** Start Records supplied **
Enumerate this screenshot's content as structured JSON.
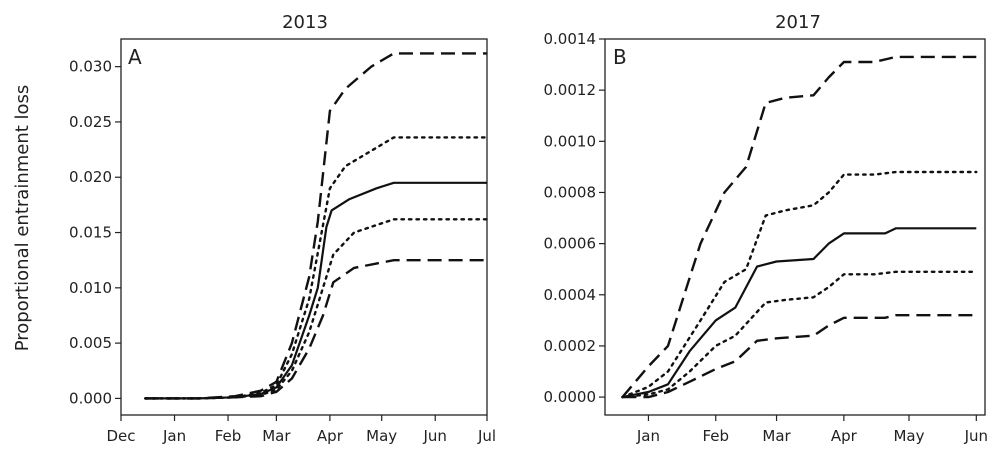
{
  "figure": {
    "ylabel": "Proportional entrainment loss"
  },
  "chart_data": [
    {
      "type": "line",
      "title": "2013",
      "panel_label": "A",
      "xlabel": "",
      "ylabel": "Proportional entrainment loss",
      "x_ticks": [
        "Dec",
        "Jan",
        "Feb",
        "Mar",
        "Apr",
        "May",
        "Jun",
        "Jul"
      ],
      "xlim": [
        "2012-12-01",
        "2013-07-01"
      ],
      "y_ticks": [
        "0.000",
        "0.005",
        "0.010",
        "0.015",
        "0.020",
        "0.025",
        "0.030"
      ],
      "ylim": [
        -0.0015,
        0.0325
      ],
      "grid": false,
      "series": [
        {
          "style": "dashed",
          "points": [
            [
              "2012-12-15",
              0
            ],
            [
              "2013-01-15",
              0
            ],
            [
              "2013-02-05",
              0.0002
            ],
            [
              "2013-02-20",
              0.0007
            ],
            [
              "2013-03-01",
              0.0015
            ],
            [
              "2013-03-10",
              0.005
            ],
            [
              "2013-03-20",
              0.011
            ],
            [
              "2013-03-25",
              0.016
            ],
            [
              "2013-04-01",
              0.026
            ],
            [
              "2013-04-10",
              0.028
            ],
            [
              "2013-04-25",
              0.03
            ],
            [
              "2013-05-08",
              0.0312
            ],
            [
              "2013-07-01",
              0.0312
            ]
          ]
        },
        {
          "style": "dotted",
          "points": [
            [
              "2012-12-15",
              0
            ],
            [
              "2013-01-15",
              0
            ],
            [
              "2013-02-05",
              0.0001
            ],
            [
              "2013-02-20",
              0.0005
            ],
            [
              "2013-03-01",
              0.0012
            ],
            [
              "2013-03-10",
              0.004
            ],
            [
              "2013-03-20",
              0.009
            ],
            [
              "2013-04-01",
              0.019
            ],
            [
              "2013-04-10",
              0.021
            ],
            [
              "2013-05-08",
              0.0236
            ],
            [
              "2013-07-01",
              0.0236
            ]
          ]
        },
        {
          "style": "solid",
          "points": [
            [
              "2012-12-15",
              0
            ],
            [
              "2013-01-15",
              0
            ],
            [
              "2013-02-05",
              0.0001
            ],
            [
              "2013-02-20",
              0.0004
            ],
            [
              "2013-03-01",
              0.001
            ],
            [
              "2013-03-10",
              0.003
            ],
            [
              "2013-03-20",
              0.0075
            ],
            [
              "2013-03-25",
              0.01
            ],
            [
              "2013-03-30",
              0.0155
            ],
            [
              "2013-04-02",
              0.017
            ],
            [
              "2013-04-12",
              0.018
            ],
            [
              "2013-04-28",
              0.019
            ],
            [
              "2013-05-08",
              0.0195
            ],
            [
              "2013-07-01",
              0.0195
            ]
          ]
        },
        {
          "style": "dotted",
          "points": [
            [
              "2012-12-15",
              0
            ],
            [
              "2013-01-15",
              0
            ],
            [
              "2013-02-05",
              0.0001
            ],
            [
              "2013-02-20",
              0.0003
            ],
            [
              "2013-03-01",
              0.0008
            ],
            [
              "2013-03-10",
              0.0025
            ],
            [
              "2013-03-20",
              0.006
            ],
            [
              "2013-03-28",
              0.01
            ],
            [
              "2013-04-03",
              0.013
            ],
            [
              "2013-04-15",
              0.015
            ],
            [
              "2013-05-08",
              0.0162
            ],
            [
              "2013-07-01",
              0.0162
            ]
          ]
        },
        {
          "style": "dashed",
          "points": [
            [
              "2012-12-15",
              0
            ],
            [
              "2013-01-15",
              0
            ],
            [
              "2013-02-05",
              0.0001
            ],
            [
              "2013-02-20",
              0.0002
            ],
            [
              "2013-03-01",
              0.0006
            ],
            [
              "2013-03-10",
              0.0018
            ],
            [
              "2013-03-20",
              0.0045
            ],
            [
              "2013-03-28",
              0.0075
            ],
            [
              "2013-04-03",
              0.0105
            ],
            [
              "2013-04-15",
              0.0118
            ],
            [
              "2013-05-08",
              0.0125
            ],
            [
              "2013-07-01",
              0.0125
            ]
          ]
        }
      ]
    },
    {
      "type": "line",
      "title": "2017",
      "panel_label": "B",
      "xlabel": "",
      "ylabel": "",
      "x_ticks": [
        "Jan",
        "Feb",
        "Mar",
        "Apr",
        "May",
        "Jun"
      ],
      "xlim": [
        "2016-12-12",
        "2017-06-05"
      ],
      "y_ticks": [
        "0.0000",
        "0.0002",
        "0.0004",
        "0.0006",
        "0.0008",
        "0.0010",
        "0.0012",
        "0.0014"
      ],
      "ylim": [
        -7e-05,
        0.0014
      ],
      "grid": false,
      "series": [
        {
          "style": "dashed",
          "points": [
            [
              "2016-12-20",
              0
            ],
            [
              "2017-01-01",
              0.00012
            ],
            [
              "2017-01-10",
              0.0002
            ],
            [
              "2017-01-25",
              0.0006
            ],
            [
              "2017-02-05",
              0.0008
            ],
            [
              "2017-02-15",
              0.0009
            ],
            [
              "2017-02-24",
              0.00115
            ],
            [
              "2017-03-05",
              0.00117
            ],
            [
              "2017-03-18",
              0.00118
            ],
            [
              "2017-03-25",
              0.00125
            ],
            [
              "2017-04-01",
              0.00131
            ],
            [
              "2017-04-15",
              0.00131
            ],
            [
              "2017-04-25",
              0.00133
            ],
            [
              "2017-06-01",
              0.00133
            ]
          ]
        },
        {
          "style": "dotted",
          "points": [
            [
              "2016-12-20",
              0
            ],
            [
              "2017-01-01",
              4e-05
            ],
            [
              "2017-01-10",
              0.0001
            ],
            [
              "2017-01-25",
              0.0003
            ],
            [
              "2017-02-05",
              0.00045
            ],
            [
              "2017-02-15",
              0.0005
            ],
            [
              "2017-02-24",
              0.00071
            ],
            [
              "2017-03-05",
              0.00073
            ],
            [
              "2017-03-18",
              0.00075
            ],
            [
              "2017-03-25",
              0.0008
            ],
            [
              "2017-04-01",
              0.00087
            ],
            [
              "2017-04-15",
              0.00087
            ],
            [
              "2017-04-25",
              0.00088
            ],
            [
              "2017-06-01",
              0.00088
            ]
          ]
        },
        {
          "style": "solid",
          "points": [
            [
              "2016-12-20",
              0
            ],
            [
              "2017-01-01",
              2e-05
            ],
            [
              "2017-01-10",
              5e-05
            ],
            [
              "2017-01-20",
              0.00018
            ],
            [
              "2017-02-01",
              0.0003
            ],
            [
              "2017-02-10",
              0.00035
            ],
            [
              "2017-02-20",
              0.00051
            ],
            [
              "2017-03-01",
              0.00053
            ],
            [
              "2017-03-18",
              0.00054
            ],
            [
              "2017-03-25",
              0.0006
            ],
            [
              "2017-04-01",
              0.00064
            ],
            [
              "2017-04-20",
              0.00064
            ],
            [
              "2017-04-25",
              0.00066
            ],
            [
              "2017-06-01",
              0.00066
            ]
          ]
        },
        {
          "style": "dotted",
          "points": [
            [
              "2016-12-20",
              0
            ],
            [
              "2017-01-01",
              1e-05
            ],
            [
              "2017-01-10",
              3e-05
            ],
            [
              "2017-01-20",
              0.0001
            ],
            [
              "2017-02-01",
              0.0002
            ],
            [
              "2017-02-10",
              0.00024
            ],
            [
              "2017-02-24",
              0.00037
            ],
            [
              "2017-03-05",
              0.00038
            ],
            [
              "2017-03-18",
              0.00039
            ],
            [
              "2017-03-25",
              0.00043
            ],
            [
              "2017-04-01",
              0.00048
            ],
            [
              "2017-04-15",
              0.00048
            ],
            [
              "2017-04-25",
              0.00049
            ],
            [
              "2017-06-01",
              0.00049
            ]
          ]
        },
        {
          "style": "dashed",
          "points": [
            [
              "2016-12-20",
              0
            ],
            [
              "2017-01-01",
              0
            ],
            [
              "2017-01-10",
              2e-05
            ],
            [
              "2017-01-20",
              6e-05
            ],
            [
              "2017-02-01",
              0.00011
            ],
            [
              "2017-02-10",
              0.00014
            ],
            [
              "2017-02-20",
              0.00022
            ],
            [
              "2017-03-01",
              0.00023
            ],
            [
              "2017-03-18",
              0.00024
            ],
            [
              "2017-03-25",
              0.00028
            ],
            [
              "2017-04-01",
              0.00031
            ],
            [
              "2017-04-20",
              0.00031
            ],
            [
              "2017-04-25",
              0.00032
            ],
            [
              "2017-06-01",
              0.00032
            ]
          ]
        }
      ]
    }
  ]
}
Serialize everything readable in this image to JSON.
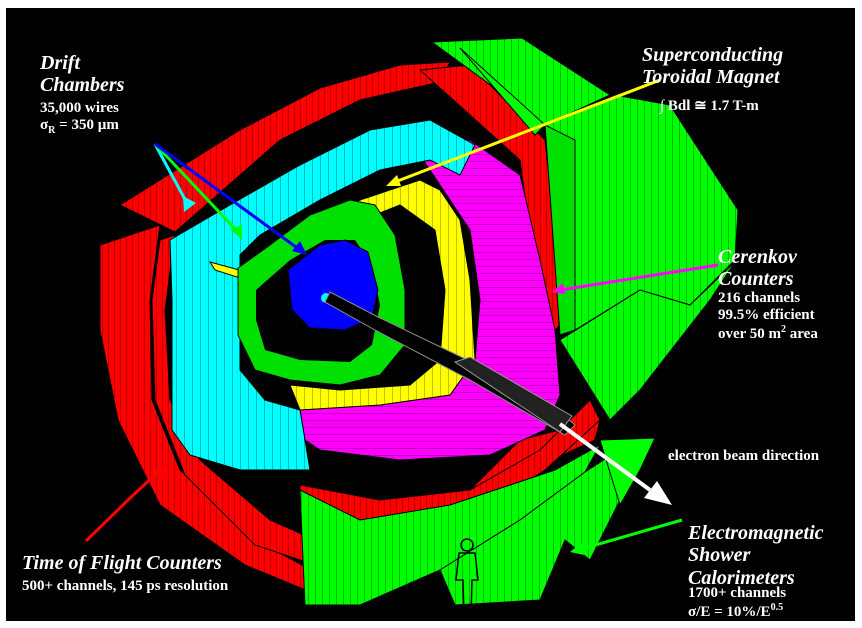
{
  "colors": {
    "background": "#000000",
    "frame": "#ffffff",
    "drift_chambers": "#00ffff",
    "inner_chambers": "#00ff00",
    "vertex_region": "#0000ff",
    "magnet": "#ffff00",
    "cerenkov": "#ff00ff",
    "time_of_flight": "#ff0000",
    "calorimeter": "#00ff00",
    "beamline": "#000000"
  },
  "icons": {
    "person": "person-silhouette-icon",
    "beam_arrow": "arrow-right-icon"
  },
  "labels": {
    "drift": {
      "title_line1": "Drift",
      "title_line2": "Chambers",
      "line1": "35,000 wires",
      "line2_prefix": "σ",
      "line2_sub": "R",
      "line2_suffix": " = 350 µm"
    },
    "magnet": {
      "title_line1": "Superconducting",
      "title_line2": "Toroidal Magnet",
      "formula": "∫ Bdl ≅ 1.7 T-m"
    },
    "cerenkov": {
      "title_line1": "Cerenkov",
      "title_line2": "Counters",
      "line1": "216 channels",
      "line2": "99.5% efficient",
      "line3_prefix": "over 50 m",
      "line3_sup": "2",
      "line3_suffix": " area"
    },
    "beam": {
      "text": "electron beam direction"
    },
    "tof": {
      "title": "Time of Flight Counters",
      "line1": "500+ channels, 145 ps resolution"
    },
    "calorimeter": {
      "title_line1": "Electromagnetic",
      "title_line2": "Shower",
      "title_line3": "Calorimeters",
      "line1": "1700+ channels",
      "line2_prefix": "σ/E = 10%/E",
      "line2_sup": "0.5"
    }
  }
}
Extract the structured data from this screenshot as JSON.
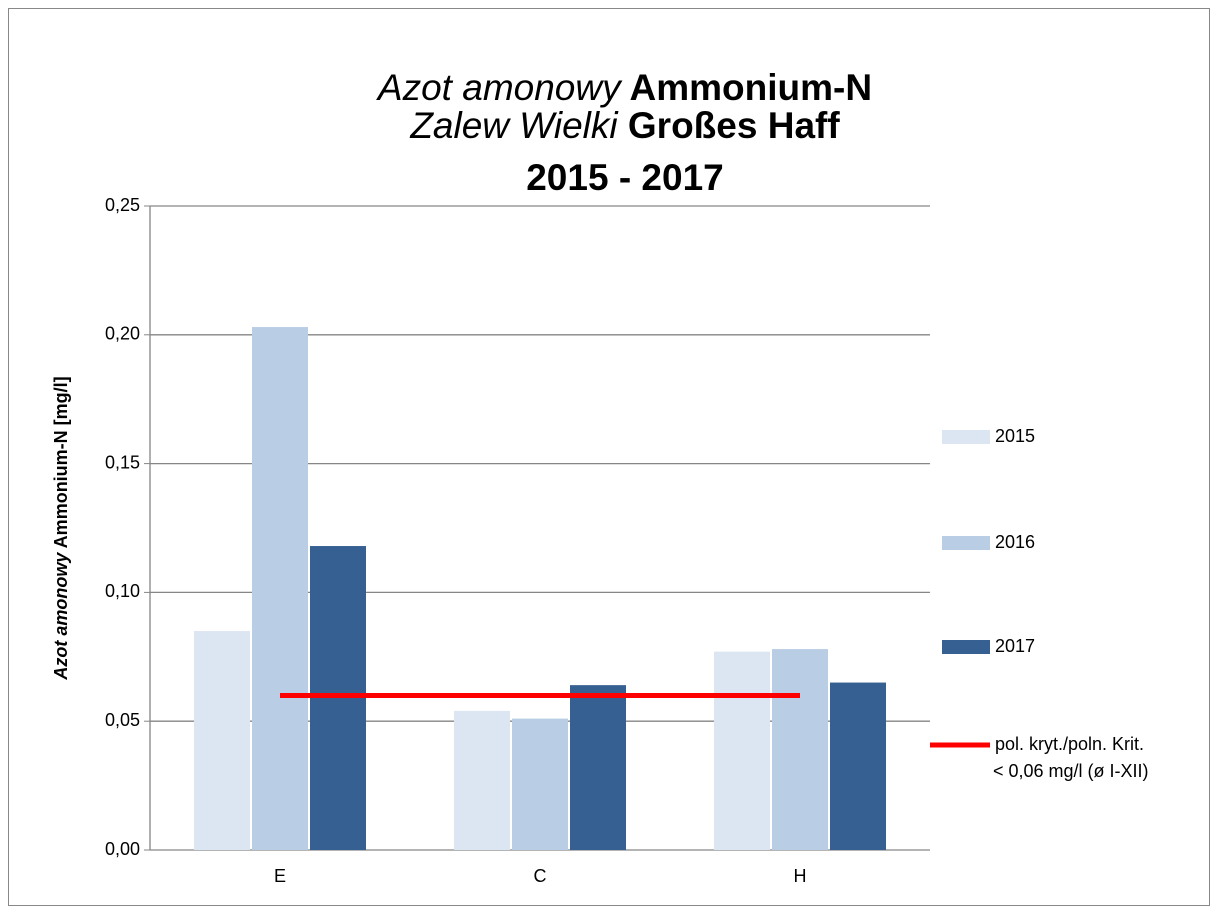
{
  "chart_data": {
    "type": "bar",
    "title": [
      [
        "Azot amonowy",
        "Ammonium-N"
      ],
      [
        "Zalew Wielki",
        "Großes Haff"
      ],
      [
        "2015 - 2017"
      ]
    ],
    "ylabel": [
      "Azot amonowy",
      "Ammonium-N [mg/l]"
    ],
    "categories": [
      "E",
      "C",
      "H"
    ],
    "series": [
      {
        "name": "2015",
        "color": "#dce6f2",
        "values": [
          0.085,
          0.054,
          0.077
        ]
      },
      {
        "name": "2016",
        "color": "#b9cde5",
        "values": [
          0.203,
          0.051,
          0.078
        ]
      },
      {
        "name": "2017",
        "color": "#376092",
        "values": [
          0.118,
          0.064,
          0.065
        ]
      },
      {
        "name": [
          "pol. kryt./poln. Krit.",
          "< 0,06 mg/l (ø I-XII)"
        ],
        "color": "#ff0000",
        "type": "line",
        "values": [
          0.06,
          0.06,
          0.06
        ]
      }
    ],
    "ylim": [
      0,
      0.25
    ],
    "yticks": [
      {
        "value": 0,
        "label": "0,00"
      },
      {
        "value": 0.05,
        "label": "0,05"
      },
      {
        "value": 0.1,
        "label": "0,10"
      },
      {
        "value": 0.15,
        "label": "0,15"
      },
      {
        "value": 0.2,
        "label": "0,20"
      },
      {
        "value": 0.25,
        "label": "0,25"
      }
    ],
    "grid": true,
    "legend": "right"
  }
}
** End Records supplied **
Say how many lines above hold the word "channels", giving only the count.

3